_Your instructions_
The listing below should be printed exactly, every line of it. Skip the pictures.

_Data records_

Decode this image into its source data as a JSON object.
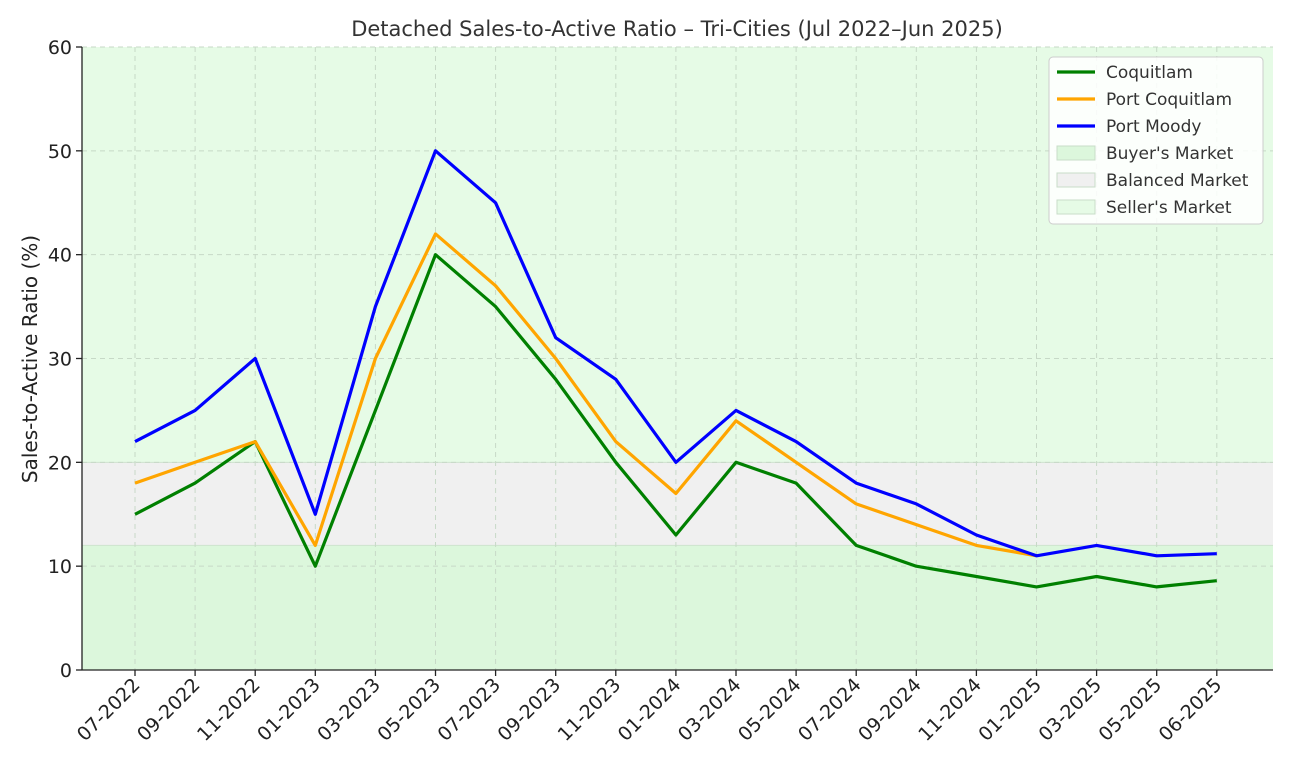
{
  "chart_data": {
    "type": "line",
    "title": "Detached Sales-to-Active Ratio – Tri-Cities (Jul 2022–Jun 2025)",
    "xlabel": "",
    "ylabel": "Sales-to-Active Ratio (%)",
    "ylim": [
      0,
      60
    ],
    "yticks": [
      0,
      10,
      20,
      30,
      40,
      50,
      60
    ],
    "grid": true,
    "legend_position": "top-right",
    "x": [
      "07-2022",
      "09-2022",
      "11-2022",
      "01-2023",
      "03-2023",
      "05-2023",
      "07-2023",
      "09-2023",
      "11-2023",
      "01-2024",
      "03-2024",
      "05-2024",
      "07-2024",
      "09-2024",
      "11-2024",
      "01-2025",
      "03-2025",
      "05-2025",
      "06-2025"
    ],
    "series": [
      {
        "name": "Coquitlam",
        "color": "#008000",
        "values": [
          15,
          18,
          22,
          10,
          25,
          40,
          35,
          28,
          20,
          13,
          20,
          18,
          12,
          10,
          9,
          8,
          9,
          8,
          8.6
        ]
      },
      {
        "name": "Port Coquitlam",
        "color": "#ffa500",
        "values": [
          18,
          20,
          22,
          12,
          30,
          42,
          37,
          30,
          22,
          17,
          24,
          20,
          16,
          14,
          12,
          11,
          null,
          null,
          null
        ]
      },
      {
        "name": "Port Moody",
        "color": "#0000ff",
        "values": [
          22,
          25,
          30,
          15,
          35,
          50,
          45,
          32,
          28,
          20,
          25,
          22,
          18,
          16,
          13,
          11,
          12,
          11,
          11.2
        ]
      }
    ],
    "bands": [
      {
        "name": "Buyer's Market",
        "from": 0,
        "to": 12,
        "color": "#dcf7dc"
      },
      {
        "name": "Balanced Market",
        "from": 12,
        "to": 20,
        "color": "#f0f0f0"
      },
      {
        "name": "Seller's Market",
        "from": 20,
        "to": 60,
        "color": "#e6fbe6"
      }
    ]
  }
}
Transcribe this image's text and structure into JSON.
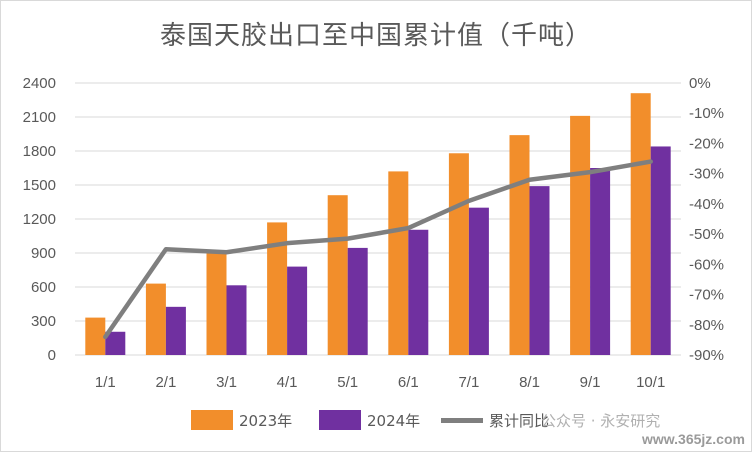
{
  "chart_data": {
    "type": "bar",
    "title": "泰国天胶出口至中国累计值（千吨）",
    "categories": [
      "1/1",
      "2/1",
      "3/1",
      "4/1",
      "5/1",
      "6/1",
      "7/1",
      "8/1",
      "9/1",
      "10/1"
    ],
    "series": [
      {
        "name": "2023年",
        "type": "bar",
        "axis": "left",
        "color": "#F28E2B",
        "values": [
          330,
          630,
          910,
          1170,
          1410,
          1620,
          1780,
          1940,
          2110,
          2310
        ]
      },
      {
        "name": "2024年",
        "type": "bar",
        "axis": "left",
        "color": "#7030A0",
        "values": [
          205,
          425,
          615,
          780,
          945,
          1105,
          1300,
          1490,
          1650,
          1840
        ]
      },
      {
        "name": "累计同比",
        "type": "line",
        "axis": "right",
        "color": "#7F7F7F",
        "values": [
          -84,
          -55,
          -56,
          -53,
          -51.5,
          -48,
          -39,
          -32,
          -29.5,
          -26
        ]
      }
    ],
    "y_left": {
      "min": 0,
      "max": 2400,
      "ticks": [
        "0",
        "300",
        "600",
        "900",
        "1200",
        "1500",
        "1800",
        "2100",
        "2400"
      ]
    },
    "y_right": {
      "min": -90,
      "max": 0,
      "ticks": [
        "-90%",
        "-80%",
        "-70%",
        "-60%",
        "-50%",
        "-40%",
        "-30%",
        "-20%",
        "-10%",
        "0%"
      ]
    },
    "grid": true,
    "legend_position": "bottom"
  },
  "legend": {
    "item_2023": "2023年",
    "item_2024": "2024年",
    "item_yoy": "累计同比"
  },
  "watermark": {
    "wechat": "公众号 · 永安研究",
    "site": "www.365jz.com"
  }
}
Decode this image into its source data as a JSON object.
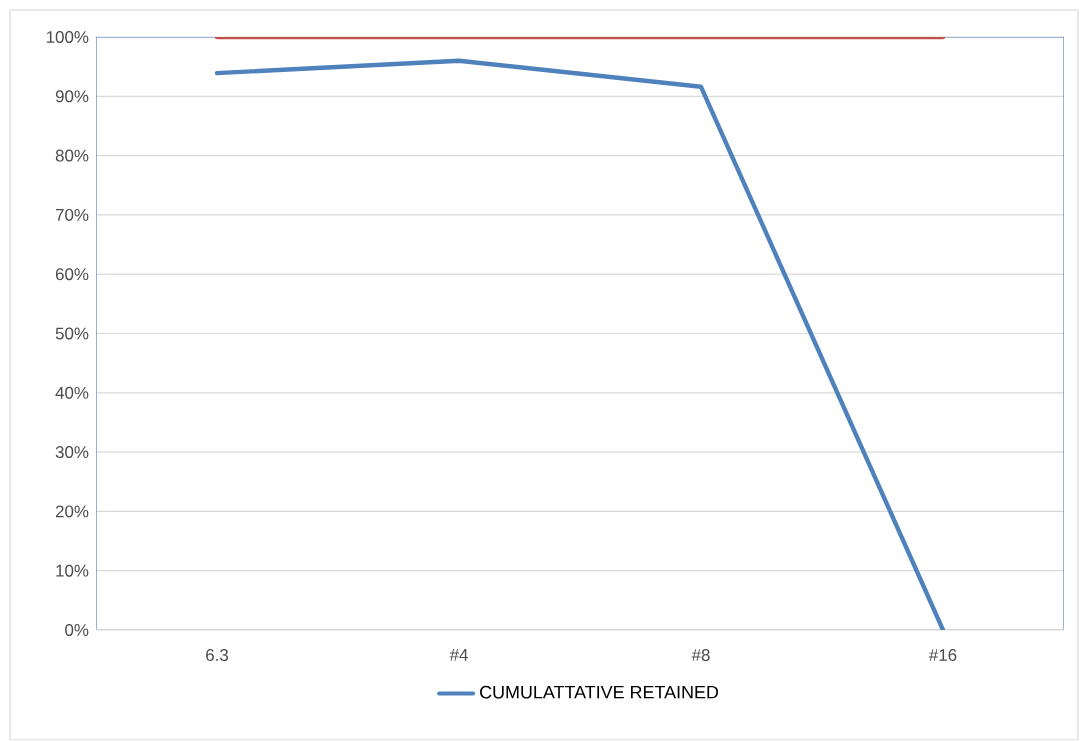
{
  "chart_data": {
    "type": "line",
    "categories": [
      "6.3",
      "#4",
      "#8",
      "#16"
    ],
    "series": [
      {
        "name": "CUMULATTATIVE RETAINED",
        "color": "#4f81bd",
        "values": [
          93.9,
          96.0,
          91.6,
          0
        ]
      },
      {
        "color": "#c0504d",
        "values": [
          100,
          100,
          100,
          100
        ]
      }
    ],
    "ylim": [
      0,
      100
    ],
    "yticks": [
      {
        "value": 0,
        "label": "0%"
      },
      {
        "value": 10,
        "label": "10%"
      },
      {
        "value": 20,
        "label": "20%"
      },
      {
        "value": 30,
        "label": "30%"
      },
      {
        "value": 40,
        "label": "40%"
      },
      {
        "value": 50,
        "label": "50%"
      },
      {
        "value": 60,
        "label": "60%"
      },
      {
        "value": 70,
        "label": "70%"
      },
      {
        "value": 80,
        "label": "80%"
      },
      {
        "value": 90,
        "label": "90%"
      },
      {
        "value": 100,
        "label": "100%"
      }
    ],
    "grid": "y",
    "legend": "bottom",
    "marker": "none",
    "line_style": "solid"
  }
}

_Exercise answer_
Decode this image into its source data as a JSON object.
{
  "chart_data": {
    "type": "line",
    "title": "Detached Sales-to-Active Ratio – Tri-Cities (Jul 2022–Jun 2025)",
    "xlabel": "",
    "ylabel": "Sales-to-Active Ratio (%)",
    "ylim": [
      0,
      60
    ],
    "yticks": [
      0,
      10,
      20,
      30,
      40,
      50,
      60
    ],
    "grid": true,
    "legend_position": "top-right",
    "x": [
      "07-2022",
      "09-2022",
      "11-2022",
      "01-2023",
      "03-2023",
      "05-2023",
      "07-2023",
      "09-2023",
      "11-2023",
      "01-2024",
      "03-2024",
      "05-2024",
      "07-2024",
      "09-2024",
      "11-2024",
      "01-2025",
      "03-2025",
      "05-2025",
      "06-2025"
    ],
    "series": [
      {
        "name": "Coquitlam",
        "color": "#008000",
        "values": [
          15,
          18,
          22,
          10,
          25,
          40,
          35,
          28,
          20,
          13,
          20,
          18,
          12,
          10,
          9,
          8,
          9,
          8,
          8.6
        ]
      },
      {
        "name": "Port Coquitlam",
        "color": "#ffa500",
        "values": [
          18,
          20,
          22,
          12,
          30,
          42,
          37,
          30,
          22,
          17,
          24,
          20,
          16,
          14,
          12,
          11,
          null,
          null,
          null
        ]
      },
      {
        "name": "Port Moody",
        "color": "#0000ff",
        "values": [
          22,
          25,
          30,
          15,
          35,
          50,
          45,
          32,
          28,
          20,
          25,
          22,
          18,
          16,
          13,
          11,
          12,
          11,
          11.2
        ]
      }
    ],
    "bands": [
      {
        "name": "Buyer's Market",
        "from": 0,
        "to": 12,
        "color": "#dcf7dc"
      },
      {
        "name": "Balanced Market",
        "from": 12,
        "to": 20,
        "color": "#f0f0f0"
      },
      {
        "name": "Seller's Market",
        "from": 20,
        "to": 60,
        "color": "#e6fbe6"
      }
    ]
  }
}
Transcribe this image's text and structure into JSON.
{
  "chart_data": {
    "type": "bar",
    "title": "泰国天胶出口至中国累计值（千吨）",
    "categories": [
      "1/1",
      "2/1",
      "3/1",
      "4/1",
      "5/1",
      "6/1",
      "7/1",
      "8/1",
      "9/1",
      "10/1"
    ],
    "series": [
      {
        "name": "2023年",
        "type": "bar",
        "axis": "left",
        "color": "#F28E2B",
        "values": [
          330,
          630,
          910,
          1170,
          1410,
          1620,
          1780,
          1940,
          2110,
          2310
        ]
      },
      {
        "name": "2024年",
        "type": "bar",
        "axis": "left",
        "color": "#7030A0",
        "values": [
          205,
          425,
          615,
          780,
          945,
          1105,
          1300,
          1490,
          1650,
          1840
        ]
      },
      {
        "name": "累计同比",
        "type": "line",
        "axis": "right",
        "color": "#7F7F7F",
        "values": [
          -84,
          -55,
          -56,
          -53,
          -51.5,
          -48,
          -39,
          -32,
          -29.5,
          -26
        ]
      }
    ],
    "y_left": {
      "min": 0,
      "max": 2400,
      "ticks": [
        "0",
        "300",
        "600",
        "900",
        "1200",
        "1500",
        "1800",
        "2100",
        "2400"
      ]
    },
    "y_right": {
      "min": -90,
      "max": 0,
      "ticks": [
        "-90%",
        "-80%",
        "-70%",
        "-60%",
        "-50%",
        "-40%",
        "-30%",
        "-20%",
        "-10%",
        "0%"
      ]
    },
    "grid": true,
    "legend_position": "bottom"
  },
  "legend": {
    "item_2023": "2023年",
    "item_2024": "2024年",
    "item_yoy": "累计同比"
  },
  "watermark": {
    "wechat": "公众号 · 永安研究",
    "site": "www.365jz.com"
  }
}
Decode this image into its source data as a JSON object.
{
  "chart_data": {
    "type": "line",
    "categories": [
      "6.3",
      "#4",
      "#8",
      "#16"
    ],
    "series": [
      {
        "name": "CUMULATTATIVE RETAINED",
        "color": "#4f81bd",
        "values": [
          93.9,
          96.0,
          91.6,
          0
        ]
      },
      {
        "color": "#c0504d",
        "values": [
          100,
          100,
          100,
          100
        ]
      }
    ],
    "ylim": [
      0,
      100
    ],
    "yticks": [
      {
        "value": 0,
        "label": "0%"
      },
      {
        "value": 10,
        "label": "10%"
      },
      {
        "value": 20,
        "label": "20%"
      },
      {
        "value": 30,
        "label": "30%"
      },
      {
        "value": 40,
        "label": "40%"
      },
      {
        "value": 50,
        "label": "50%"
      },
      {
        "value": 60,
        "label": "60%"
      },
      {
        "value": 70,
        "label": "70%"
      },
      {
        "value": 80,
        "label": "80%"
      },
      {
        "value": 90,
        "label": "90%"
      },
      {
        "value": 100,
        "label": "100%"
      }
    ],
    "grid": "y",
    "legend": "bottom",
    "marker": "none",
    "line_style": "solid"
  }
}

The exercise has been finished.